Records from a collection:
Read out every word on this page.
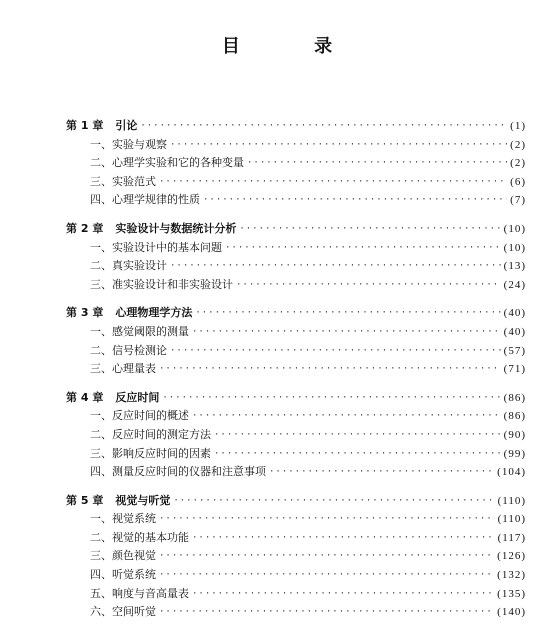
目 录
第 1 章 引论 ·····	(1)
一、实验与观察 ·····	(2)
二、心理学实验和它的各种变量 ·····	(2)
三、实验范式 ·····	(6)
四、心理学规律的性质 ·····	(7)
第 2 章 实验设计与数据统计分析 ·····	(10)
一、实验设计中的基本问题 ·····	(10)
二、真实验设计 ·····	(13)
三、准实验设计和非实验设计 ·····	(24)
第 3 章 心理物理学方法 ·····	(40)
一、感觉阈限的测量 ·····	(40)
二、信号检测论 ·····	(57)
三、心理量表 ·····	(71)
第 4 章 反应时间 ·····	(86)
一、反应时间的概述 ·····	(86)
二、反应时间的测定方法 ·····	(90)
三、影响反应时间的因素 ·····	(99)
四、测量反应时间的仪器和注意事项 ·····	(104)
第 5 章 视觉与听觉 ·····	(110)
一、视觉系统 ·····	(110)
二、视觉的基本功能 ·····	(117)
三、颜色视觉 ·····	(126)
四、听觉系统 ·····	(132)
五、响度与音高量表 ·····	(135)
六、空间听觉 ·····	(140)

▶ THE REQUEST:
Send back the data above word for word, with the pictures left out.

▶ SOLUTION:
Read out every word on this page.
目 录
第 1 章 引论 ·····	(1)
一、实验与观察 ·····	(2)
二、心理学实验和它的各种变量 ·····	(2)
三、实验范式 ·····	(6)
四、心理学规律的性质 ·····	(7)
第 2 章 实验设计与数据统计分析 ·····	(10)
一、实验设计中的基本问题 ·····	(10)
二、真实验设计 ·····	(13)
三、准实验设计和非实验设计 ·····	(24)
第 3 章 心理物理学方法 ·····	(40)
一、感觉阈限的测量 ·····	(40)
二、信号检测论 ·····	(57)
三、心理量表 ·····	(71)
第 4 章 反应时间 ·····	(86)
一、反应时间的概述 ·····	(86)
二、反应时间的测定方法 ·····	(90)
三、影响反应时间的因素 ·····	(99)
四、测量反应时间的仪器和注意事项 ·····	(104)
第 5 章 视觉与听觉 ·····	(110)
一、视觉系统 ·····	(110)
二、视觉的基本功能 ·····	(117)
三、颜色视觉 ·····	(126)
四、听觉系统 ·····	(132)
五、响度与音高量表 ·····	(135)
六、空间听觉 ·····	(140)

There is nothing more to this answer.